**Description of the task:** Reproduce the material exactly, omitting nothing.

**Exercise materials:**
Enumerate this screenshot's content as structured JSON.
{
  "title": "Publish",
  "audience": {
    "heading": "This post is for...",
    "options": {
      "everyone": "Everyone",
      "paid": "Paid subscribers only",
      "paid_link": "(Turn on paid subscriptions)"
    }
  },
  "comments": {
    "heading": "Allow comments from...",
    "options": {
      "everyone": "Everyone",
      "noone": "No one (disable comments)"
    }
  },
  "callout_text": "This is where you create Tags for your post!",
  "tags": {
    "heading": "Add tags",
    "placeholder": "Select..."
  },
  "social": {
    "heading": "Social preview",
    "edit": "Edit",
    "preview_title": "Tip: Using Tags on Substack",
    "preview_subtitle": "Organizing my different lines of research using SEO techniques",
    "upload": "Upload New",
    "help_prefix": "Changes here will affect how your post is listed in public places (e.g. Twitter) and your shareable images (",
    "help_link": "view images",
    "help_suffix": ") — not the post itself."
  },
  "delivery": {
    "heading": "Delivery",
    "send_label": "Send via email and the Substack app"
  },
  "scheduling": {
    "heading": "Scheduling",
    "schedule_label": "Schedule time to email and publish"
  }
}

**Answer to the problem:**
Enumerate this screenshot's content as structured JSON.
{
  "title": "Publish",
  "audience": {
    "heading": "This post is for...",
    "options": {
      "everyone": "Everyone",
      "paid": "Paid subscribers only",
      "paid_link": "(Turn on paid subscriptions)"
    }
  },
  "comments": {
    "heading": "Allow comments from...",
    "options": {
      "everyone": "Everyone",
      "noone": "No one (disable comments)"
    }
  },
  "callout_text": "This is where you create Tags for your post!",
  "tags": {
    "heading": "Add tags",
    "placeholder": "Select..."
  },
  "social": {
    "heading": "Social preview",
    "edit": "Edit",
    "preview_title": "Tip: Using Tags on Substack",
    "preview_subtitle": "Organizing my different lines of research using SEO techniques",
    "upload": "Upload New",
    "help_prefix": "Changes here will affect how your post is listed in public places (e.g. Twitter) and your shareable images (",
    "help_link": "view images",
    "help_suffix": ") — not the post itself."
  },
  "delivery": {
    "heading": "Delivery",
    "send_label": "Send via email and the Substack app"
  },
  "scheduling": {
    "heading": "Scheduling",
    "schedule_label": "Schedule time to email and publish"
  }
}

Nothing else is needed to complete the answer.